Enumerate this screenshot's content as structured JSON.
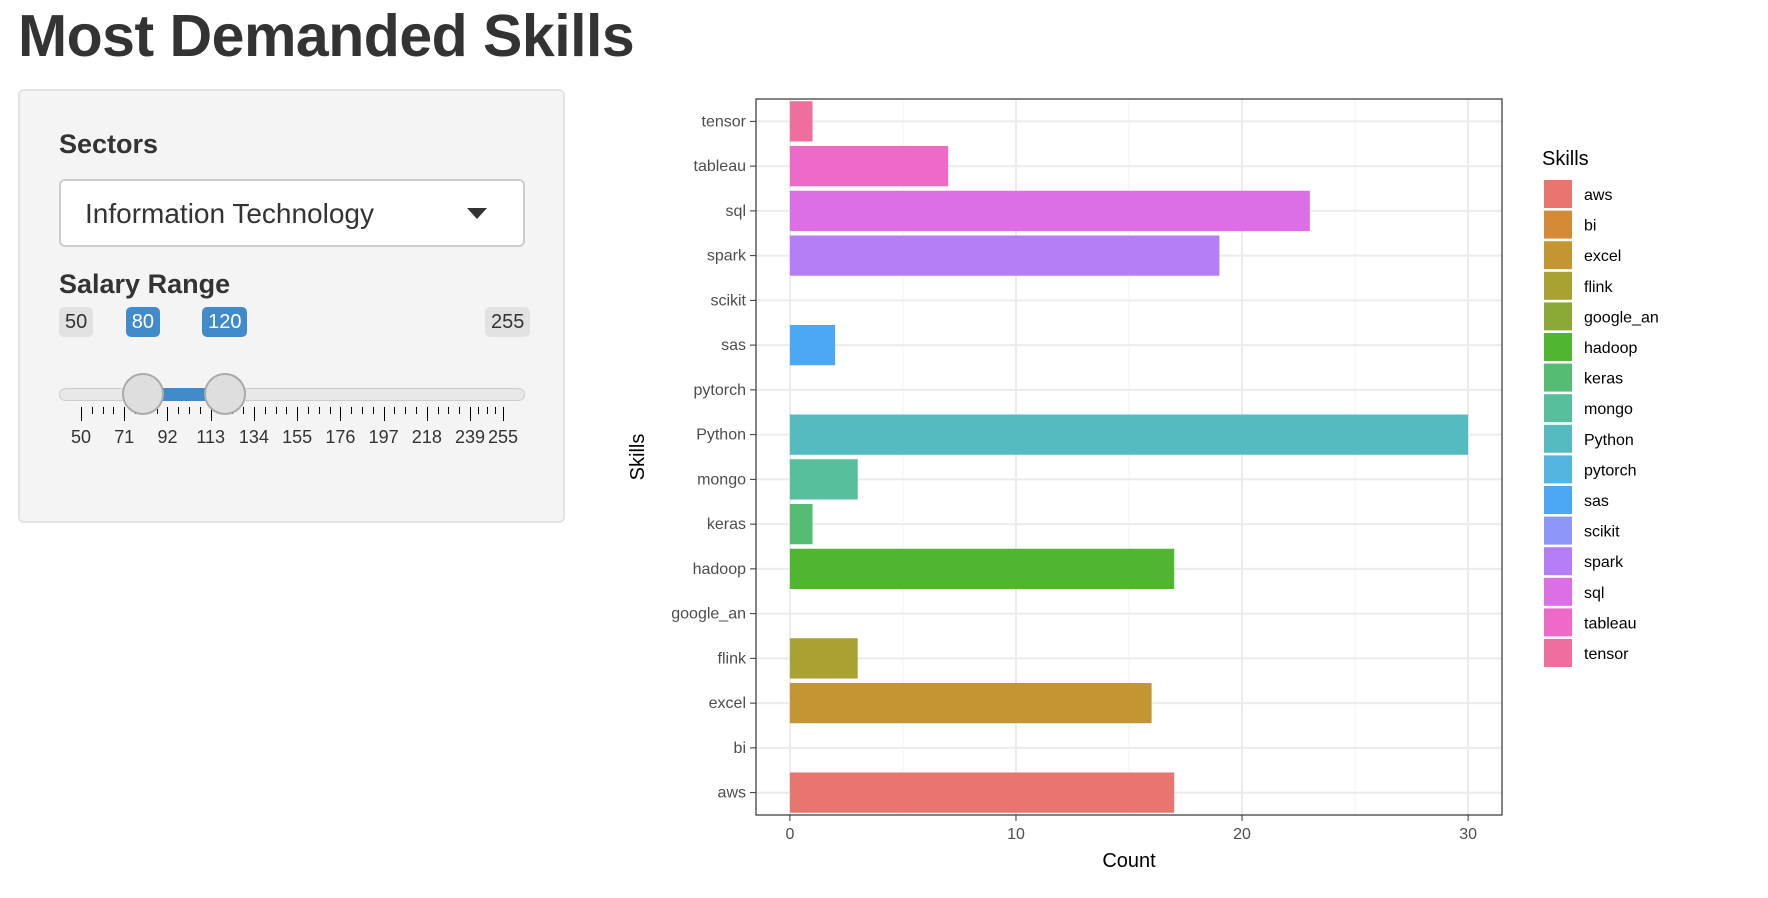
{
  "page": {
    "title": "Most Demanded Skills"
  },
  "sidebar": {
    "sectors": {
      "label": "Sectors",
      "selected": "Information Technology"
    },
    "salary": {
      "label": "Salary Range",
      "min": 50,
      "max": 255,
      "from": 80,
      "to": 120,
      "min_label": "50",
      "max_label": "255",
      "from_label": "80",
      "to_label": "120",
      "ticks": [
        50,
        71,
        92,
        113,
        134,
        155,
        176,
        197,
        218,
        239,
        255
      ],
      "tick_labels": [
        "50",
        "71",
        "92",
        "113",
        "134",
        "155",
        "176",
        "197",
        "218",
        "239",
        "255"
      ]
    }
  },
  "chart_data": {
    "type": "bar",
    "orientation": "horizontal",
    "categories": [
      "aws",
      "bi",
      "excel",
      "flink",
      "google_an",
      "hadoop",
      "keras",
      "mongo",
      "Python",
      "pytorch",
      "sas",
      "scikit",
      "spark",
      "sql",
      "tableau",
      "tensor"
    ],
    "values": [
      17,
      0,
      16,
      3,
      0,
      17,
      1,
      3,
      30,
      0,
      2,
      0,
      19,
      23,
      7,
      1
    ],
    "colors": [
      "#E7766F",
      "#D58B35",
      "#C39632",
      "#A8A232",
      "#8BAA35",
      "#50B530",
      "#55BC74",
      "#57BF9C",
      "#56BBC0",
      "#52B6E1",
      "#4BA8F5",
      "#8E97F9",
      "#B67EF6",
      "#DD6FE6",
      "#EE6AC8",
      "#F06E9E"
    ],
    "xlabel": "Count",
    "ylabel": "Skills",
    "xlim": [
      -1.5,
      31.5
    ],
    "xticks": [
      0,
      10,
      20,
      30
    ],
    "grid": true,
    "legend": {
      "title": "Skills",
      "position": "right"
    }
  }
}
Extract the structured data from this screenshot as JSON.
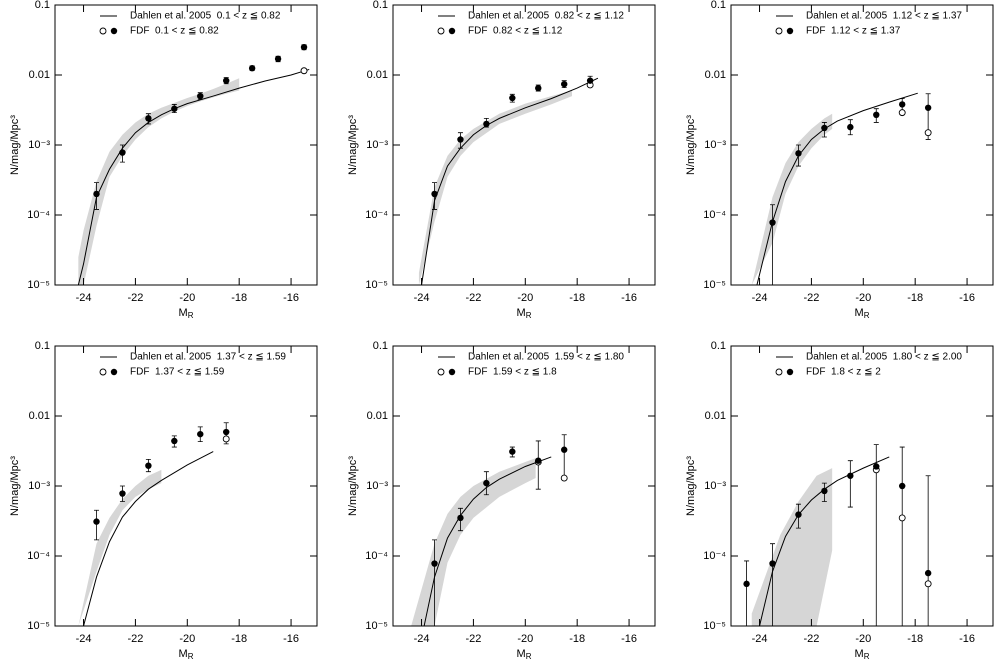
{
  "chart_data": [
    {
      "type": "scatter",
      "x_label": "M",
      "x_label_sub": "R",
      "y_label": "N/mag/Mpc³",
      "xlim": [
        -25.1,
        -15.0
      ],
      "xticks": [
        -24,
        -22,
        -20,
        -18,
        -16
      ],
      "ylim": [
        1e-05,
        0.1
      ],
      "log_y": true,
      "yticks": [
        0.1,
        0.01,
        {
          "value": 0.001,
          "label": "10⁻³"
        },
        {
          "value": 0.0001,
          "label": "10⁻⁴"
        },
        {
          "value": 1e-05,
          "label": "10⁻⁵"
        }
      ],
      "legend": "upper right",
      "band": {
        "color": "#d6d6d6",
        "x": [
          -24.2,
          -24,
          -23.5,
          -23,
          -22.5,
          -22,
          -21.5,
          -21,
          -20.5,
          -20,
          -19.5,
          -19,
          -18.5,
          -18
        ],
        "lower": [
          1e-05,
          1e-05,
          7e-05,
          0.00035,
          0.0007,
          0.0012,
          0.0018,
          0.0024,
          0.003,
          0.0036,
          0.0042,
          0.0048,
          0.0054,
          0.006
        ],
        "upper": [
          2.5e-05,
          6e-05,
          0.0003,
          0.0008,
          0.0014,
          0.0021,
          0.0028,
          0.0034,
          0.004,
          0.0047,
          0.0054,
          0.0063,
          0.0075,
          0.009
        ]
      },
      "series": [
        {
          "name": "Dahlen et al. 2005  0.1 < z ≦ 0.82",
          "style": "line",
          "color": "#000000",
          "x": [
            -24.2,
            -24,
            -23.5,
            -23,
            -22.5,
            -22,
            -21.5,
            -21,
            -20.5,
            -20,
            -19,
            -18,
            -17,
            -16,
            -15.3
          ],
          "values": [
            1e-05,
            2e-05,
            0.00018,
            0.00045,
            0.0009,
            0.0015,
            0.0021,
            0.0027,
            0.0033,
            0.0039,
            0.005,
            0.0065,
            0.0082,
            0.01,
            0.012
          ]
        },
        {
          "name": "FDF  0.1 < z ≦ 0.82",
          "style": "points",
          "color": "#000000",
          "x": [
            -23.5,
            -22.5,
            -21.5,
            -20.5,
            -19.5,
            -18.5,
            -17.5,
            -16.5,
            -15.5
          ],
          "values": [
            0.0002,
            0.00078,
            0.0024,
            0.0033,
            0.005,
            0.0083,
            0.0125,
            0.017,
            0.025
          ],
          "err_upper": [
            0.00029,
            0.001,
            0.0028,
            0.0038,
            0.0056,
            0.0092,
            0.0135,
            0.0185,
            0.027
          ],
          "err_lower": [
            0.00012,
            0.00057,
            0.002,
            0.0029,
            0.0045,
            0.0075,
            0.0116,
            0.0155,
            0.023
          ],
          "open_values": [
            null,
            null,
            null,
            null,
            null,
            null,
            null,
            null,
            0.0115
          ]
        }
      ]
    },
    {
      "type": "scatter",
      "x_label": "M",
      "x_label_sub": "R",
      "y_label": "N/mag/Mpc³",
      "xlim": [
        -25.1,
        -15.0
      ],
      "xticks": [
        -24,
        -22,
        -20,
        -18,
        -16
      ],
      "ylim": [
        1e-05,
        0.1
      ],
      "log_y": true,
      "yticks": [
        0.1,
        0.01,
        {
          "value": 0.001,
          "label": "10⁻³"
        },
        {
          "value": 0.0001,
          "label": "10⁻⁴"
        },
        {
          "value": 1e-05,
          "label": "10⁻⁵"
        }
      ],
      "legend": "upper right",
      "band": {
        "color": "#d6d6d6",
        "x": [
          -24.1,
          -23.5,
          -23,
          -22.5,
          -22,
          -21,
          -20,
          -19,
          -18.2
        ],
        "lower": [
          1e-05,
          8e-05,
          0.00035,
          0.0007,
          0.0011,
          0.002,
          0.0028,
          0.0038,
          0.005
        ],
        "upper": [
          1.5e-05,
          0.00025,
          0.0007,
          0.0012,
          0.0017,
          0.0028,
          0.0039,
          0.005,
          0.006
        ]
      },
      "series": [
        {
          "name": "Dahlen et al. 2005  0.82 < z ≦ 1.12",
          "style": "line",
          "color": "#000000",
          "x": [
            -24,
            -23.5,
            -23,
            -22.5,
            -22,
            -21.5,
            -21,
            -20,
            -19,
            -18,
            -17.2
          ],
          "values": [
            1e-05,
            0.00016,
            0.0005,
            0.0009,
            0.0014,
            0.0019,
            0.0024,
            0.0034,
            0.0046,
            0.0065,
            0.009
          ]
        },
        {
          "name": "FDF  0.82 < z ≦ 1.12",
          "style": "points",
          "color": "#000000",
          "x": [
            -23.5,
            -22.5,
            -21.5,
            -20.5,
            -19.5,
            -18.5,
            -17.5
          ],
          "values": [
            0.0002,
            0.0012,
            0.002,
            0.0047,
            0.0065,
            0.0074,
            0.0083
          ],
          "err_upper": [
            0.00029,
            0.0015,
            0.0024,
            0.0053,
            0.0072,
            0.0083,
            0.0096
          ],
          "err_lower": [
            0.00012,
            0.0009,
            0.0018,
            0.0041,
            0.0059,
            0.0066,
            0.0074
          ],
          "open_values": [
            null,
            null,
            null,
            null,
            null,
            null,
            0.0072
          ]
        }
      ]
    },
    {
      "type": "scatter",
      "x_label": "M",
      "x_label_sub": "R",
      "y_label": "N/mag/Mpc³",
      "xlim": [
        -25.1,
        -15.0
      ],
      "xticks": [
        -24,
        -22,
        -20,
        -18,
        -16
      ],
      "ylim": [
        1e-05,
        0.1
      ],
      "log_y": true,
      "yticks": [
        0.1,
        0.01,
        {
          "value": 0.001,
          "label": "10⁻³"
        },
        {
          "value": 0.0001,
          "label": "10⁻⁴"
        },
        {
          "value": 1e-05,
          "label": "10⁻⁵"
        }
      ],
      "legend": "upper right",
      "band": {
        "color": "#d6d6d6",
        "x": [
          -24.3,
          -23.5,
          -23,
          -22.5,
          -22,
          -21.5,
          -21.2
        ],
        "lower": [
          1e-05,
          4e-05,
          0.0002,
          0.0005,
          0.0009,
          0.0014,
          0.0017
        ],
        "upper": [
          1e-05,
          0.00018,
          0.00055,
          0.0011,
          0.0017,
          0.0024,
          0.0028
        ]
      },
      "series": [
        {
          "name": "Dahlen et al. 2005  1.12 < z ≦ 1.37",
          "style": "line",
          "color": "#000000",
          "x": [
            -24.1,
            -23.5,
            -23,
            -22.5,
            -22,
            -21.5,
            -21,
            -20,
            -19,
            -17.9
          ],
          "values": [
            1e-05,
            8e-05,
            0.0003,
            0.0007,
            0.0012,
            0.0017,
            0.0022,
            0.0031,
            0.0041,
            0.0055
          ]
        },
        {
          "name": "FDF  1.12 < z ≦ 1.37",
          "style": "points",
          "color": "#000000",
          "x": [
            -23.5,
            -22.5,
            -21.5,
            -20.5,
            -19.5,
            -18.5,
            -17.5
          ],
          "values": [
            7.8e-05,
            0.00076,
            0.00175,
            0.0018,
            0.0027,
            0.0038,
            0.0034
          ],
          "err_upper": [
            0.00014,
            0.001,
            0.0021,
            0.0023,
            0.0033,
            0.0046,
            0.0054
          ],
          "err_lower": [
            1e-05,
            0.0005,
            0.0013,
            0.0014,
            0.0021,
            0.003,
            0.0012
          ],
          "open_values": [
            null,
            null,
            null,
            null,
            null,
            0.0029,
            0.0015
          ]
        }
      ]
    },
    {
      "type": "scatter",
      "x_label": "M",
      "x_label_sub": "R",
      "y_label": "N/mag/Mpc³",
      "xlim": [
        -25.1,
        -15.0
      ],
      "xticks": [
        -24,
        -22,
        -20,
        -18,
        -16
      ],
      "ylim": [
        1e-05,
        0.1
      ],
      "log_y": true,
      "yticks": [
        0.1,
        0.01,
        {
          "value": 0.001,
          "label": "10⁻³"
        },
        {
          "value": 0.0001,
          "label": "10⁻⁴"
        },
        {
          "value": 1e-05,
          "label": "10⁻⁵"
        }
      ],
      "legend": "upper right",
      "band": {
        "color": "#d6d6d6",
        "x": [
          -24.2,
          -23.5,
          -23,
          -22.5,
          -22,
          -21.5,
          -21
        ],
        "lower": [
          1e-05,
          6e-05,
          0.0002,
          0.00045,
          0.0007,
          0.0009,
          0.0011
        ],
        "upper": [
          1e-05,
          0.00015,
          0.00035,
          0.00065,
          0.001,
          0.0014,
          0.0017
        ]
      },
      "series": [
        {
          "name": "Dahlen et al. 2005  1.37 < z ≦ 1.59",
          "style": "line",
          "color": "#000000",
          "x": [
            -24,
            -23.5,
            -23,
            -22.5,
            -22,
            -21.5,
            -21,
            -20,
            -19
          ],
          "values": [
            1e-05,
            5e-05,
            0.00016,
            0.00036,
            0.0006,
            0.0009,
            0.0012,
            0.002,
            0.0031
          ]
        },
        {
          "name": "FDF  1.37 < z ≦ 1.59",
          "style": "points",
          "color": "#000000",
          "x": [
            -23.5,
            -22.5,
            -21.5,
            -20.5,
            -19.5,
            -18.5
          ],
          "values": [
            0.00031,
            0.00078,
            0.00195,
            0.0044,
            0.0055,
            0.0059
          ],
          "err_upper": [
            0.00045,
            0.001,
            0.0024,
            0.0052,
            0.007,
            0.008
          ],
          "err_lower": [
            0.00017,
            0.0006,
            0.0016,
            0.0036,
            0.0043,
            0.004
          ],
          "open_values": [
            null,
            null,
            null,
            null,
            null,
            0.0047
          ]
        }
      ]
    },
    {
      "type": "scatter",
      "x_label": "M",
      "x_label_sub": "R",
      "y_label": "N/mag/Mpc³",
      "xlim": [
        -25.1,
        -15.0
      ],
      "xticks": [
        -24,
        -22,
        -20,
        -18,
        -16
      ],
      "ylim": [
        1e-05,
        0.1
      ],
      "log_y": true,
      "yticks": [
        0.1,
        0.01,
        {
          "value": 0.001,
          "label": "10⁻³"
        },
        {
          "value": 0.0001,
          "label": "10⁻⁴"
        },
        {
          "value": 1e-05,
          "label": "10⁻⁵"
        }
      ],
      "legend": "upper right",
      "band": {
        "color": "#d6d6d6",
        "x": [
          -24.4,
          -23.5,
          -23,
          -22.5,
          -22,
          -21,
          -20,
          -19.6
        ],
        "lower": [
          1e-05,
          1e-05,
          8e-05,
          0.0002,
          0.00035,
          0.0007,
          0.0011,
          0.0013
        ],
        "upper": [
          1e-05,
          0.00015,
          0.0004,
          0.0007,
          0.001,
          0.0016,
          0.0022,
          0.0025
        ]
      },
      "series": [
        {
          "name": "Dahlen et al. 2005  1.59 < z ≦ 1.80",
          "style": "line",
          "color": "#000000",
          "x": [
            -23.9,
            -23.5,
            -23,
            -22.5,
            -22,
            -21.5,
            -21,
            -20,
            -19
          ],
          "values": [
            1e-05,
            5e-05,
            0.00018,
            0.00038,
            0.00065,
            0.00095,
            0.00125,
            0.0019,
            0.0026
          ]
        },
        {
          "name": "FDF  1.59 < z ≦ 1.8",
          "style": "points",
          "color": "#000000",
          "x": [
            -23.5,
            -22.5,
            -21.5,
            -20.5,
            -19.5,
            -18.5
          ],
          "values": [
            7.8e-05,
            0.00035,
            0.0011,
            0.0031,
            0.0023,
            0.0033
          ],
          "err_upper": [
            0.00017,
            0.00048,
            0.0016,
            0.0036,
            0.0044,
            0.0054
          ],
          "err_lower": [
            1e-05,
            0.00023,
            0.00075,
            0.0026,
            0.0009,
            0.0013
          ],
          "open_values": [
            null,
            null,
            null,
            null,
            0.0022,
            0.0013
          ]
        }
      ]
    },
    {
      "type": "scatter",
      "x_label": "M",
      "x_label_sub": "R",
      "y_label": "N/mag/Mpc³",
      "xlim": [
        -25.1,
        -15.0
      ],
      "xticks": [
        -24,
        -22,
        -20,
        -18,
        -16
      ],
      "ylim": [
        1e-05,
        0.1
      ],
      "log_y": true,
      "yticks": [
        0.1,
        0.01,
        {
          "value": 0.001,
          "label": "10⁻³"
        },
        {
          "value": 0.0001,
          "label": "10⁻⁴"
        },
        {
          "value": 1e-05,
          "label": "10⁻⁵"
        }
      ],
      "legend": "upper right",
      "band": {
        "color": "#d6d6d6",
        "x": [
          -24.3,
          -23.2,
          -22.5,
          -22,
          -21.8,
          -21.2
        ],
        "lower": [
          1e-05,
          1e-05,
          1e-05,
          1e-05,
          1e-05,
          0.00012
        ],
        "upper": [
          1.5e-05,
          0.0002,
          0.0006,
          0.0011,
          0.0014,
          0.0018
        ]
      },
      "series": [
        {
          "name": "Dahlen et al. 2005  1.80 < z ≦ 2.00",
          "style": "line",
          "color": "#000000",
          "x": [
            -24,
            -23.5,
            -23,
            -22.5,
            -22,
            -21.5,
            -21,
            -20,
            -19
          ],
          "values": [
            1e-05,
            6e-05,
            0.00019,
            0.00039,
            0.00063,
            0.0009,
            0.0012,
            0.0018,
            0.0026
          ]
        },
        {
          "name": "FDF  1.8 < z ≦ 2",
          "style": "points",
          "color": "#000000",
          "x": [
            -24.5,
            -23.5,
            -22.5,
            -21.5,
            -20.5,
            -19.5,
            -18.5,
            -17.5
          ],
          "values": [
            4e-05,
            7.8e-05,
            0.00039,
            0.00085,
            0.0014,
            0.0019,
            0.001,
            5.7e-05
          ],
          "err_upper": [
            8.5e-05,
            0.00015,
            0.00055,
            0.0011,
            0.0023,
            0.0039,
            0.0036,
            0.0014
          ],
          "err_lower": [
            1e-05,
            1e-05,
            0.00025,
            0.0006,
            0.0005,
            1e-05,
            1e-05,
            1e-05
          ],
          "open_values": [
            null,
            null,
            null,
            null,
            null,
            0.0017,
            0.00035,
            4e-05
          ]
        }
      ]
    }
  ]
}
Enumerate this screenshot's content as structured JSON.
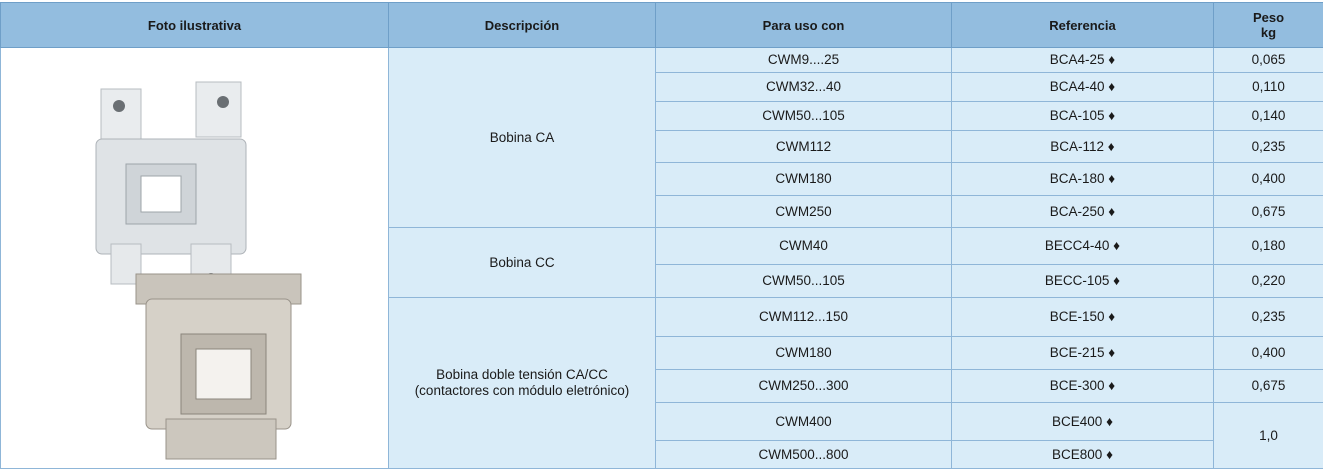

════════

Using the listing above, locate the lines that hold "Skills" and copy each one.

■ TASK ANSWER:
    "title": "Most Demanded Skills"
    "ylabel": "Skills",
      "title": "Skills",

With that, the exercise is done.